• **MATERIAL**
= = =

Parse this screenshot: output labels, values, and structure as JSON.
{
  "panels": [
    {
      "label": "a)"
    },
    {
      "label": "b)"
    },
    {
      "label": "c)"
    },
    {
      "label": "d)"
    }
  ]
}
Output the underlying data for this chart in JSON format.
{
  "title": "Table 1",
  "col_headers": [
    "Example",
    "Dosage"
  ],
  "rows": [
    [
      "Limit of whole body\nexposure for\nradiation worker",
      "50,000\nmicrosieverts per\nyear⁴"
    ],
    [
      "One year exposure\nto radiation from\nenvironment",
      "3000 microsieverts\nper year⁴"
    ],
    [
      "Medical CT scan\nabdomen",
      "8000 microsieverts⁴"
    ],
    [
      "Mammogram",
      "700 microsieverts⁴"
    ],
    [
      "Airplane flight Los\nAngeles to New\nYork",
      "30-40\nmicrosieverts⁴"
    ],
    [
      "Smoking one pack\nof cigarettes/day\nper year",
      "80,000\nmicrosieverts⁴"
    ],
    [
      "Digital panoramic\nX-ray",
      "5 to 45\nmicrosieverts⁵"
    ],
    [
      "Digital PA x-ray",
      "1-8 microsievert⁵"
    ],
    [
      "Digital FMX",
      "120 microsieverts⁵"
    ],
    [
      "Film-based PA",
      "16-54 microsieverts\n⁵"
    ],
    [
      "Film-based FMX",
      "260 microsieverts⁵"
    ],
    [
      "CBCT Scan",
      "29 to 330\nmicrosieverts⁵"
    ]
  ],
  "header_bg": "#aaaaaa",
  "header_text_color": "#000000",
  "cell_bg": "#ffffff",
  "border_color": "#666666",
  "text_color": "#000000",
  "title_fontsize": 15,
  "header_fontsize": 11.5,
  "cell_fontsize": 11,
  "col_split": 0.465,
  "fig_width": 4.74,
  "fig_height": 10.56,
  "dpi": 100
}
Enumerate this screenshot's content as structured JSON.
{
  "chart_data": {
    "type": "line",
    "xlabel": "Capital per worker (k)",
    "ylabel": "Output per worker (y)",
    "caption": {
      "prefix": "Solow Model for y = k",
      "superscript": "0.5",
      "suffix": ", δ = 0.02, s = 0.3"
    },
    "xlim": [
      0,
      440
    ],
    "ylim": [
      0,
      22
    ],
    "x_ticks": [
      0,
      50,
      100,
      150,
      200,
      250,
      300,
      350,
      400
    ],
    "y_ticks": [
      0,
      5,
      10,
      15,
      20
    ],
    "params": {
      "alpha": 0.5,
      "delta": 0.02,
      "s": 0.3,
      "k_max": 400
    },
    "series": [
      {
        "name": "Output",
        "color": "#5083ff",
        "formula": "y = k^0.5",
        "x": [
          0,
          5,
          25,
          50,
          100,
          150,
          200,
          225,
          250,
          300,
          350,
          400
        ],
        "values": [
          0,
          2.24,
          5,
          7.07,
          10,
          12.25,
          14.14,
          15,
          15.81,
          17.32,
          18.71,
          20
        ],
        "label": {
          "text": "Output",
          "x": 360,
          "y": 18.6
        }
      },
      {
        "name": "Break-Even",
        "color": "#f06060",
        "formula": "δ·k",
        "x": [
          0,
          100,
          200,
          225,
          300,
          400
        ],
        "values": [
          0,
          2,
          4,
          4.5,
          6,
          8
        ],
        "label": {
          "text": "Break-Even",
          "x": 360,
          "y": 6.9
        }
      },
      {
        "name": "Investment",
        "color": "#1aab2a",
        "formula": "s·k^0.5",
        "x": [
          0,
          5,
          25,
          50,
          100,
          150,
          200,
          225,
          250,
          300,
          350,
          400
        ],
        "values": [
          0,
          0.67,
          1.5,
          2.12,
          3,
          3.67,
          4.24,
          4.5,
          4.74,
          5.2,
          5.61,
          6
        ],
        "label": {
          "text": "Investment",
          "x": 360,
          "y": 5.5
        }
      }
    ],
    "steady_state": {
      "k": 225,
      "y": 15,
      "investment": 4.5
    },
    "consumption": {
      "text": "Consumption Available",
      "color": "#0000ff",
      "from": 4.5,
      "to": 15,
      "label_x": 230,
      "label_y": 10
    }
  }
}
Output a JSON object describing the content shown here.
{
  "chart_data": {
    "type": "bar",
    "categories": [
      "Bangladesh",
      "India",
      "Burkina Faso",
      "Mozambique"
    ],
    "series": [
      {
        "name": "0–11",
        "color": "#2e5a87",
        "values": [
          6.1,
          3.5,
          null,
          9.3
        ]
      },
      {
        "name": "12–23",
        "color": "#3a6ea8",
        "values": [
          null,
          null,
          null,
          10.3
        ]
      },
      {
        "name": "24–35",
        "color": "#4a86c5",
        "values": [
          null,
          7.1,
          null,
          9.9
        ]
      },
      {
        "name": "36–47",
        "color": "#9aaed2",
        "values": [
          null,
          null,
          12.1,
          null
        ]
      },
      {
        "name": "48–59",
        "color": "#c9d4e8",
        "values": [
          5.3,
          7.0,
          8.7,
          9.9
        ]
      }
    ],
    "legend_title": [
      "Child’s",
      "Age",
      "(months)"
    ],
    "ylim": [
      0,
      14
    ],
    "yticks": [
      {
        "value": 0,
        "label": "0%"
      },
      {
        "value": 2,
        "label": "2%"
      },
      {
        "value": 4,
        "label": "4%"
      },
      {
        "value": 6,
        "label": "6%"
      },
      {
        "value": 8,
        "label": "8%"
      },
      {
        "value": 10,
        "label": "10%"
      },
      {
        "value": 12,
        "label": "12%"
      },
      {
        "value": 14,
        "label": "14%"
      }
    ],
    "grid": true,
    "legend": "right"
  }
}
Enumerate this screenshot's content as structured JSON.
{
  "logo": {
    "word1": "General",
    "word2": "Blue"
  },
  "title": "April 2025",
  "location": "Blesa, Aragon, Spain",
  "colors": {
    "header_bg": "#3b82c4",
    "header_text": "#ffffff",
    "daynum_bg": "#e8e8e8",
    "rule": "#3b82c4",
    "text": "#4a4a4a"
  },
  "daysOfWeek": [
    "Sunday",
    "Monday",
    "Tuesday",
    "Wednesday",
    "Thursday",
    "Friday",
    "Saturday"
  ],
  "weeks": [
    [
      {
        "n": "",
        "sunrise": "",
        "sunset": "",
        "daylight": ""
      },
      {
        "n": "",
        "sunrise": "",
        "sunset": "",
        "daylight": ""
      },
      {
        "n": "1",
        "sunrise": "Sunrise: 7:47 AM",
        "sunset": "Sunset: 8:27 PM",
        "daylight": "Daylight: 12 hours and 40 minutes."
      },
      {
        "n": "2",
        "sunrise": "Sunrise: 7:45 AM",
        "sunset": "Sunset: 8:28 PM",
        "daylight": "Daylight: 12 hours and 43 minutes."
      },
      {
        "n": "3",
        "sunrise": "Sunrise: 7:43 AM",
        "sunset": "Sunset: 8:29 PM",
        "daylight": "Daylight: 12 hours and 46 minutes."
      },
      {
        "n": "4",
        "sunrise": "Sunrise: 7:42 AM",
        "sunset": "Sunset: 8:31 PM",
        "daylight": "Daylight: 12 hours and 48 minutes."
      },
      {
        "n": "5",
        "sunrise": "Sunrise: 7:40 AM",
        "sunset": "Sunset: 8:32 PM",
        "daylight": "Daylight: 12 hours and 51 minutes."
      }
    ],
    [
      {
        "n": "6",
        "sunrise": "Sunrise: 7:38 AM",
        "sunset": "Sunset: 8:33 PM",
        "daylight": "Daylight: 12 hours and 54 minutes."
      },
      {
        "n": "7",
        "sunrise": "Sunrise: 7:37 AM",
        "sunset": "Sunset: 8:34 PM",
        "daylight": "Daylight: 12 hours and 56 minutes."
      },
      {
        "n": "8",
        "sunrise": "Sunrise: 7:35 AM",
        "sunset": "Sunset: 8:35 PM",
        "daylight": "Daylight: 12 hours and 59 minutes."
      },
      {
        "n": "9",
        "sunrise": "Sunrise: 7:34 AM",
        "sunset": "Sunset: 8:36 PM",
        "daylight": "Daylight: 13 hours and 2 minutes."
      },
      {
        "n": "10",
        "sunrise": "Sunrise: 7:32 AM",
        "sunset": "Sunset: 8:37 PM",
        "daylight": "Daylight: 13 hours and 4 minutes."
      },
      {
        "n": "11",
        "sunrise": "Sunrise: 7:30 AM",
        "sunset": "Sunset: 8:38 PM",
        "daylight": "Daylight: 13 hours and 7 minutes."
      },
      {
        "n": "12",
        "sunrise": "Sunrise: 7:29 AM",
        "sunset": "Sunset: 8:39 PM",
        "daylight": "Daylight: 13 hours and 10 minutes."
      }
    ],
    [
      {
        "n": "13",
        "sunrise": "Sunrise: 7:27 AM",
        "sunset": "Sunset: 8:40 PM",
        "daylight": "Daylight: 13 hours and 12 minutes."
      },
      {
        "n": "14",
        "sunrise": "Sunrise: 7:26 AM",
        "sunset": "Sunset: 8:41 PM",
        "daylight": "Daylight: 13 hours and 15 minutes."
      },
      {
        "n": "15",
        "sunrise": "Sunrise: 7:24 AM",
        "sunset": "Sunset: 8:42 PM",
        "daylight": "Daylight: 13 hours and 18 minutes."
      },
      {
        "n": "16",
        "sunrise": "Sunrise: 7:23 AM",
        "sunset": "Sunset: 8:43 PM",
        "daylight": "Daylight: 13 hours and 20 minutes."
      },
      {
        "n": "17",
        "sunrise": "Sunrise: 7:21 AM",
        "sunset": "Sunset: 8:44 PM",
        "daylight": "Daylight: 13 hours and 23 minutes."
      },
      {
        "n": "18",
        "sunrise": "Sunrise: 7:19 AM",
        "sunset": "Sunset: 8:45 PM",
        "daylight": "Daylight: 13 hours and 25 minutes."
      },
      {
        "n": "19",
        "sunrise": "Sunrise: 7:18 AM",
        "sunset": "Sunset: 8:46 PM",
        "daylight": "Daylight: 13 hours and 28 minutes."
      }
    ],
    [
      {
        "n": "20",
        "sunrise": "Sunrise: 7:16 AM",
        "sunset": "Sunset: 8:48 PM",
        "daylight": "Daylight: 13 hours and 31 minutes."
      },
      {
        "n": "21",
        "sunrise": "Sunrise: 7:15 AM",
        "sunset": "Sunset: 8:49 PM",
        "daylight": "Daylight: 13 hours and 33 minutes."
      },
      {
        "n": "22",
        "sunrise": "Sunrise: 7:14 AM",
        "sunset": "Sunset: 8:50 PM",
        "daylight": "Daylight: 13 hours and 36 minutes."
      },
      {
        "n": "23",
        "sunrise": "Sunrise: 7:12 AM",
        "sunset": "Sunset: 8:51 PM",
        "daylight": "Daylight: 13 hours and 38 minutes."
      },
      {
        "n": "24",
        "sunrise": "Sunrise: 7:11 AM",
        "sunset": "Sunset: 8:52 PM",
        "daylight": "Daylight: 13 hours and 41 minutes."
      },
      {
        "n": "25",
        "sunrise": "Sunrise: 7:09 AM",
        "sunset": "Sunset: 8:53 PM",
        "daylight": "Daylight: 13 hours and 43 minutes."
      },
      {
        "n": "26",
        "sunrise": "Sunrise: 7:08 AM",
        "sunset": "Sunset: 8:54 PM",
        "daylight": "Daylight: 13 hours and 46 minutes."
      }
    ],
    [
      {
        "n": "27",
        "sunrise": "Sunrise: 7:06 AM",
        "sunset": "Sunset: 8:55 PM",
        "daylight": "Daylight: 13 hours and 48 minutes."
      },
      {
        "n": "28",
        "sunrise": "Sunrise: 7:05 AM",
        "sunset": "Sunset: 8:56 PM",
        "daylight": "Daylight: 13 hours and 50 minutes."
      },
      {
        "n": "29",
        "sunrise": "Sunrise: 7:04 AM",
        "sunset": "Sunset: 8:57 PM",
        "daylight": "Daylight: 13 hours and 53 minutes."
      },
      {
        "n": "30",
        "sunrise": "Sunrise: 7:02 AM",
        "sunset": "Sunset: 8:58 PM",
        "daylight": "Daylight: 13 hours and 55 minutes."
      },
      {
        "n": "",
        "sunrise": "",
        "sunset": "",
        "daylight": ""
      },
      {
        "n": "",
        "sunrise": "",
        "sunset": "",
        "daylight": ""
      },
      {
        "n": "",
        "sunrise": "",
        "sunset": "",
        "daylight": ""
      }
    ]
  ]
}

= = =

Tally the lines that hold the string "nmicrosieverts⁵" and state the total, nothing more.

• **RIGHT ANSWER**
2